** Task requirements **
Using the listing below, extract each line that has the word "text" in it.

** Entries provided **
## Start
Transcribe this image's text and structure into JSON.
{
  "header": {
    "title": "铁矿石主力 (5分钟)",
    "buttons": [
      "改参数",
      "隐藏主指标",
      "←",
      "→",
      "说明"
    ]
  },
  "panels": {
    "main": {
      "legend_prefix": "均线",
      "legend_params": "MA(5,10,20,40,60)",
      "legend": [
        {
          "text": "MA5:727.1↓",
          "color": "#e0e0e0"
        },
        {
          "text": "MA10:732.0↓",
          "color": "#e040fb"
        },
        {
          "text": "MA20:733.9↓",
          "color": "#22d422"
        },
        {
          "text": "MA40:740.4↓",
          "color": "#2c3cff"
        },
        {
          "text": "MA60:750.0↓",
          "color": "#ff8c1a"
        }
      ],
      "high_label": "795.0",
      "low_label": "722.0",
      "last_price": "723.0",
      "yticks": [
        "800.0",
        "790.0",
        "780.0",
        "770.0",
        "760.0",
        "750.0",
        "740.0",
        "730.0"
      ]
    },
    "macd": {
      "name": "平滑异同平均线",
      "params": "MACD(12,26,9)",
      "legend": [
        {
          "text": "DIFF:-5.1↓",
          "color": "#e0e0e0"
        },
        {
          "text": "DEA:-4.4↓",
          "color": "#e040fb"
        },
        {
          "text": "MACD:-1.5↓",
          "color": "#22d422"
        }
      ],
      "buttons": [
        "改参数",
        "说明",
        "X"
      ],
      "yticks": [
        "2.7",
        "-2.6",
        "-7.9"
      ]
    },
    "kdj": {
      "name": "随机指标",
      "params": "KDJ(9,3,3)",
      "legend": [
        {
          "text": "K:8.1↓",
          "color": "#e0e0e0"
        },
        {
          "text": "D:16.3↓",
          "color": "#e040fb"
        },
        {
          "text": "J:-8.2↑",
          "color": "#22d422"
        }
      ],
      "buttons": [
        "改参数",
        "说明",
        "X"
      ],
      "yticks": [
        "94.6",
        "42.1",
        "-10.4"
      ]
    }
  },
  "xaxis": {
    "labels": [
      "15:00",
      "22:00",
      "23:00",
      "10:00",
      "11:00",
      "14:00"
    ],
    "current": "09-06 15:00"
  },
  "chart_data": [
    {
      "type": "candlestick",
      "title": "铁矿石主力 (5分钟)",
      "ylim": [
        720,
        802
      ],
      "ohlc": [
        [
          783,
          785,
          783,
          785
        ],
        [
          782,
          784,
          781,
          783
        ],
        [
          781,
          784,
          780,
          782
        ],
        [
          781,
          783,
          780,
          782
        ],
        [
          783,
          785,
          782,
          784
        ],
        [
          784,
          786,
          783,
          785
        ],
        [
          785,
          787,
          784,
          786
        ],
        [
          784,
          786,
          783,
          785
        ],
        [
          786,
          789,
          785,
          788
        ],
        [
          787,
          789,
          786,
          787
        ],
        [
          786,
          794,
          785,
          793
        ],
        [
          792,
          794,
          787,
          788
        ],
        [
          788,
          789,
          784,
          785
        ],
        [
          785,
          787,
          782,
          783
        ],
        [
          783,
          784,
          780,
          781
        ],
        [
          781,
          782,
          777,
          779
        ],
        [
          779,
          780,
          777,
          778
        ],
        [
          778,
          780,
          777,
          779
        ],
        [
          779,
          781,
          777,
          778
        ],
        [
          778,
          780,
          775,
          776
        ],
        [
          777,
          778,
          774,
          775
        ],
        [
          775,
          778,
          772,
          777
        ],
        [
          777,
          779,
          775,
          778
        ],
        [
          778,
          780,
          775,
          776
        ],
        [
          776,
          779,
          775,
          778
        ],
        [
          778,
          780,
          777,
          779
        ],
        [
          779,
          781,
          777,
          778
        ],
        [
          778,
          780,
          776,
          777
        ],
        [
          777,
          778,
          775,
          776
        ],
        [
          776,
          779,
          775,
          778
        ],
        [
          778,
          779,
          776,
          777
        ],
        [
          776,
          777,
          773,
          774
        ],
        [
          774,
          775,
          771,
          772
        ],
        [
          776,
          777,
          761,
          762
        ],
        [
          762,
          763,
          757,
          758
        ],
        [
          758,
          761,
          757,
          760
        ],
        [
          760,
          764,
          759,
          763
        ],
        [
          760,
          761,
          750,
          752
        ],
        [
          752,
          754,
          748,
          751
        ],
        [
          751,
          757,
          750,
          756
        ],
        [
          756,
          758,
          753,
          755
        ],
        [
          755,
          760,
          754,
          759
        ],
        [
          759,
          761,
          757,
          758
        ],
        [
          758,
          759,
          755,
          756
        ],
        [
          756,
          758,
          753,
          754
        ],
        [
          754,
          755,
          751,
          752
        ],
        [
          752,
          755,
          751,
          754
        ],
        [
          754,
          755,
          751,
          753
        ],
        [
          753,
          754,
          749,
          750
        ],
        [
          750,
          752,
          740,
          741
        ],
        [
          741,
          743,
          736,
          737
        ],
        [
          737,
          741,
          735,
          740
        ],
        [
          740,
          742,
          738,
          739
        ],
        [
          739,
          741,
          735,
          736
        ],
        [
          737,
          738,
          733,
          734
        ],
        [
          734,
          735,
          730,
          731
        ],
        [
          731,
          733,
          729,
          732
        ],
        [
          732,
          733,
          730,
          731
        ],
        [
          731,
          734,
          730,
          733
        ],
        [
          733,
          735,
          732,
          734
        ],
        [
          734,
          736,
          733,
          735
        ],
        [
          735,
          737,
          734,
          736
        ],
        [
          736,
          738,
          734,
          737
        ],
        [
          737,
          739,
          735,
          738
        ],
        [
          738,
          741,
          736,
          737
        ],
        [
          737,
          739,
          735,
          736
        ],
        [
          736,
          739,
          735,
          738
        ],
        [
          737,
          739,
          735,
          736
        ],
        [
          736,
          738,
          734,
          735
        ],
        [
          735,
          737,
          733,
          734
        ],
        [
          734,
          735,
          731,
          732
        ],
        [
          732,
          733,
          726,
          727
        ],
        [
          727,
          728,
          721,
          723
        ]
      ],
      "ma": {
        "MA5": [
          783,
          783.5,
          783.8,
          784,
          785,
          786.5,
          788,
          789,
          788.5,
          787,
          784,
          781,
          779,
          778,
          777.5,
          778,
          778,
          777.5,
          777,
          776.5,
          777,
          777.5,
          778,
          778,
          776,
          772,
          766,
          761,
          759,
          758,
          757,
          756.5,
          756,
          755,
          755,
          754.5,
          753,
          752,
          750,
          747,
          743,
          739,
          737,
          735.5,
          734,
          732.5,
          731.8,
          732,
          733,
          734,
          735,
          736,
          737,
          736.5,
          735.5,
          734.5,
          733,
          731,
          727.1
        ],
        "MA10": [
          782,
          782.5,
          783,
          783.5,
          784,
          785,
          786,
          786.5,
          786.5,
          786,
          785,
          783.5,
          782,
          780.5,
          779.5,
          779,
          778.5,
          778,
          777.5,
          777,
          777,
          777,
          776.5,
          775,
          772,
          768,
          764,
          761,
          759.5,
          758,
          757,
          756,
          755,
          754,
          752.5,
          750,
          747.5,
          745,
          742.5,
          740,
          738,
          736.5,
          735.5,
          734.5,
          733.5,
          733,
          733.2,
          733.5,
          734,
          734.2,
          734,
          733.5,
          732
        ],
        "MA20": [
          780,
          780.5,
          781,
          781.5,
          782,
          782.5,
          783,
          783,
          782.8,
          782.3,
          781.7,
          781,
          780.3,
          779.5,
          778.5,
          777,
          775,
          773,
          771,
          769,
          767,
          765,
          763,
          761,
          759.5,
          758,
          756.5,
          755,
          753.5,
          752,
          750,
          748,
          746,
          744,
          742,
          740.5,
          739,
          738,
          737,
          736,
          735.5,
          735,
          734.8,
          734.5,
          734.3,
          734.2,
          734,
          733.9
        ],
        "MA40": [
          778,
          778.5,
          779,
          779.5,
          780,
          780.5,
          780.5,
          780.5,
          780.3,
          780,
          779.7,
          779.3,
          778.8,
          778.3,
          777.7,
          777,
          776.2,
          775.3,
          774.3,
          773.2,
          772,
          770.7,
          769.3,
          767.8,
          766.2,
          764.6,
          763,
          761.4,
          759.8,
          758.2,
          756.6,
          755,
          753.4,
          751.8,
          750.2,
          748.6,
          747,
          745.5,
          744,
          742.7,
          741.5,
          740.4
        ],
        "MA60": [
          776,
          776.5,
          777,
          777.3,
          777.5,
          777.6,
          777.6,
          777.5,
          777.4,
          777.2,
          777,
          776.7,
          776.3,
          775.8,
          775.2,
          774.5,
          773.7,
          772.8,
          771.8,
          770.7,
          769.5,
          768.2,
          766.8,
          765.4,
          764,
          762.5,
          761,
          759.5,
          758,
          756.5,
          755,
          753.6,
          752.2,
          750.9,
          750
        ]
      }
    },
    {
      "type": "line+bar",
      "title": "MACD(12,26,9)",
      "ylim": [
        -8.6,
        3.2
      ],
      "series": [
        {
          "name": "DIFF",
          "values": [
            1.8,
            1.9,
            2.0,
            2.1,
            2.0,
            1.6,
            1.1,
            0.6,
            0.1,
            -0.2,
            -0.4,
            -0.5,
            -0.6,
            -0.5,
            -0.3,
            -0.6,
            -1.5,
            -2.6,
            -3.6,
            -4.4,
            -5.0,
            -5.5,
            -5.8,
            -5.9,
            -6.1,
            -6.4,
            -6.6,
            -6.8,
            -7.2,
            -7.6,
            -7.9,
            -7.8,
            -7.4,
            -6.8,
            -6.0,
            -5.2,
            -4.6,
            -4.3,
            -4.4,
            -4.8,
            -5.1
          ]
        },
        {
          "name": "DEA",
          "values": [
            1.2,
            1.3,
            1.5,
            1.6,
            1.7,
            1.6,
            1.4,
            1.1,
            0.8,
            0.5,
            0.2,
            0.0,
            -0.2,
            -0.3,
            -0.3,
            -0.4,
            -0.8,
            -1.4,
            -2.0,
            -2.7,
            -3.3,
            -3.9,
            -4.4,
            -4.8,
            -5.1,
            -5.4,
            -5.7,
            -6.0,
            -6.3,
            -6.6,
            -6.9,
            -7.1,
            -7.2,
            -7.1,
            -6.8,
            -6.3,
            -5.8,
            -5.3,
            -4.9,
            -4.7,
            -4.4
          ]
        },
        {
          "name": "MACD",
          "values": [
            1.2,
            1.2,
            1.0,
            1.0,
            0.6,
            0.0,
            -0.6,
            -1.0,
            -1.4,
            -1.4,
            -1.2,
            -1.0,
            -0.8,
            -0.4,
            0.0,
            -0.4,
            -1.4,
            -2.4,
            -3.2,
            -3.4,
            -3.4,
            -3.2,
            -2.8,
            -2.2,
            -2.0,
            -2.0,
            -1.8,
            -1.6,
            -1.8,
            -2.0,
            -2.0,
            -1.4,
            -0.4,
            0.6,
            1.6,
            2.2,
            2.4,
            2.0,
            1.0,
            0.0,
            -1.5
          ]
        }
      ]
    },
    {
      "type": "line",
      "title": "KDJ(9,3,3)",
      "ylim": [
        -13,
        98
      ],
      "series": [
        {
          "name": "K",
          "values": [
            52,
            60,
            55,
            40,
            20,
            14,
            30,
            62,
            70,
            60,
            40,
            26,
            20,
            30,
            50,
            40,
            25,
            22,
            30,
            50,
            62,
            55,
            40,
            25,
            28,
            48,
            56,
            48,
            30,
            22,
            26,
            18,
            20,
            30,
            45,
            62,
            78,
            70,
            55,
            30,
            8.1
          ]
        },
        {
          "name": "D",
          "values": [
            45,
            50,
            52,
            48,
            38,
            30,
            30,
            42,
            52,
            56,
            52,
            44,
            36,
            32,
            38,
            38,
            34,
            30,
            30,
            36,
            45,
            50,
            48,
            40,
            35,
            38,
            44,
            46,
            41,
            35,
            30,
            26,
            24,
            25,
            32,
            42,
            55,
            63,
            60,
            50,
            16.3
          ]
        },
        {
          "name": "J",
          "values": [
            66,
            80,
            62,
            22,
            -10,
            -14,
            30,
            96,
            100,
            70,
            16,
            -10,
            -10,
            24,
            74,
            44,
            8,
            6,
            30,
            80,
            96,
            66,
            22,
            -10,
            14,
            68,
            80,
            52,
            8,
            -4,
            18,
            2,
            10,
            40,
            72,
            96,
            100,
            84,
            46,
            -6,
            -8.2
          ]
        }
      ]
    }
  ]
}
## End
## Start
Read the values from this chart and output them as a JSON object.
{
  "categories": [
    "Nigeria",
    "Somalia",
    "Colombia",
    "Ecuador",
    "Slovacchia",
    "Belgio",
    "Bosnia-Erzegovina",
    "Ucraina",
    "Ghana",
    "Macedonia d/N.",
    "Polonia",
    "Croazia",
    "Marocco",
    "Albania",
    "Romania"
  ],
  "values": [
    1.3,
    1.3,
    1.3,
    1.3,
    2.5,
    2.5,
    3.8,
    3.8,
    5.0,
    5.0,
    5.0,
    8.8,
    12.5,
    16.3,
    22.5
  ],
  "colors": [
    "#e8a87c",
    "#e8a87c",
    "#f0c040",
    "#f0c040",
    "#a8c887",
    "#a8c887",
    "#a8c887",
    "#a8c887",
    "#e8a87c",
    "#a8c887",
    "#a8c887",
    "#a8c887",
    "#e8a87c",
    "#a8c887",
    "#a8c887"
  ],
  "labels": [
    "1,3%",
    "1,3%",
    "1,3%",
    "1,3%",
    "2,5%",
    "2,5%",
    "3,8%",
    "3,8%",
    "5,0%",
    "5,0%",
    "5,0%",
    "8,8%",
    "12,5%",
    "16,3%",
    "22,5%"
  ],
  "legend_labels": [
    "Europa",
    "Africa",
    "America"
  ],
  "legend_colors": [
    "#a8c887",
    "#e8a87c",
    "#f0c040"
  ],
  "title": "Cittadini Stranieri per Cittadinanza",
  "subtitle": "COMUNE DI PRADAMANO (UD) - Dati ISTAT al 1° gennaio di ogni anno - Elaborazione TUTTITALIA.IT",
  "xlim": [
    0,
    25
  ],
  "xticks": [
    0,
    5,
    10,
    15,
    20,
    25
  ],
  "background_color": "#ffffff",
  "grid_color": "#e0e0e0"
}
## End
** The solution **
Transcribe this image's text and structure into JSON.
          "text": "MA5:727.1↓",
          "text": "MA10:732.0↓",
          "text": "MA20:733.9↓",
          "text": "MA40:740.4↓",
          "text": "MA60:750.0↓",
          "text": "DIFF:-5.1↓",
          "text": "DEA:-4.4↓",
          "text": "MACD:-1.5↓",
          "text": "K:8.1↓",
          "text": "D:16.3↓",
          "text": "J:-8.2↑",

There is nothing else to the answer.